Task brief >> Output all the material that follows, exactly as given.

Available data >>
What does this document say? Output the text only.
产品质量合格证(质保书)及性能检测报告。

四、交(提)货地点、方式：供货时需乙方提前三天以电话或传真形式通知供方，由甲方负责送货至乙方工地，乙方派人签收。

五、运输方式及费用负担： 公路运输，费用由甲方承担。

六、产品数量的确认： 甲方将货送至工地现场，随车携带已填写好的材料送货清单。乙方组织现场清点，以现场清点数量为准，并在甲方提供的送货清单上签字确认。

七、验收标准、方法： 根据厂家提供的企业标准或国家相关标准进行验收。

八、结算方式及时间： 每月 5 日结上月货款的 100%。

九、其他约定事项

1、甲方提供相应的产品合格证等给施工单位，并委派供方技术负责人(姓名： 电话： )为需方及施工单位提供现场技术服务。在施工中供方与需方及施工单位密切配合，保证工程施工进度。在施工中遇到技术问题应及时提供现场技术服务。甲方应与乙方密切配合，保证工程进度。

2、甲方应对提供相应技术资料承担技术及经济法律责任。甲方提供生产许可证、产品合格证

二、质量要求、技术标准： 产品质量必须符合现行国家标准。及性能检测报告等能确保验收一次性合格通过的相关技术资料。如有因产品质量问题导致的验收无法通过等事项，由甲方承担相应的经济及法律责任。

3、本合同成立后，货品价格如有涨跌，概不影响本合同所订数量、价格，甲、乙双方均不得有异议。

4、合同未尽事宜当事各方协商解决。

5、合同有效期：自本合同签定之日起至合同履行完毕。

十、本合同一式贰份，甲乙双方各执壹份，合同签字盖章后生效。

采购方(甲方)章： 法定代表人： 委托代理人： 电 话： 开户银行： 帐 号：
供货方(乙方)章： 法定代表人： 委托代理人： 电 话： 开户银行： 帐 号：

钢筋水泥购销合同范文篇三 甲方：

The reply >>
What does this document say? Output the text only.
产品质量合格证(质保书)及性能检测报告。

四、交(提)货地点、方式：供货时需乙方提前三天以电话或传真形式通知供方，由甲方负责送货至乙方工地，乙方派人签收。

五、运输方式及费用负担： 公路运输，费用由甲方承担。

六、产品数量的确认： 甲方将货送至工地现场，随车携带已填写好的材料送货清单。乙方组织现场清点，以现场清点数量为准，并在甲方提供的送货清单上签字确认。

七、验收标准、方法： 根据厂家提供的企业标准或国家相关标准进行验收。

八、结算方式及时间： 每月 5 日结上月货款的 100%。

九、其他约定事项

1、甲方提供相应的产品合格证等给施工单位，并委派供方技术负责人(姓名： 电话： )为需方及施工单位提供现场技术服务。在施工中供方与需方及施工单位密切配合，保证工程施工进度。在施工中遇到技术问题应及时提供现场技术服务。甲方应与乙方密切配合，保证工程进度。

2、甲方应对提供相应技术资料承担技术及经济法律责任。甲方提供生产许可证、产品合格证

二、质量要求、技术标准： 产品质量必须符合现行国家标准。及性能检测报告等能确保验收一次性合格通过的相关技术资料。如有因产品质量问题导致的验收无法通过等事项，由甲方承担相应的经济及法律责任。

3、本合同成立后，货品价格如有涨跌，概不影响本合同所订数量、价格，甲、乙双方均不得有异议。

4、合同未尽事宜当事各方协商解决。

5、合同有效期：自本合同签定之日起至合同履行完毕。

十、本合同一式贰份，甲乙双方各执壹份，合同签字盖章后生效。

采购方(甲方)章： 法定代表人： 委托代理人： 电 话： 开户银行： 帐 号：
供货方(乙方)章： 法定代表人： 委托代理人： 电 话： 开户银行： 帐 号：

钢筋水泥购销合同范文篇三 甲方：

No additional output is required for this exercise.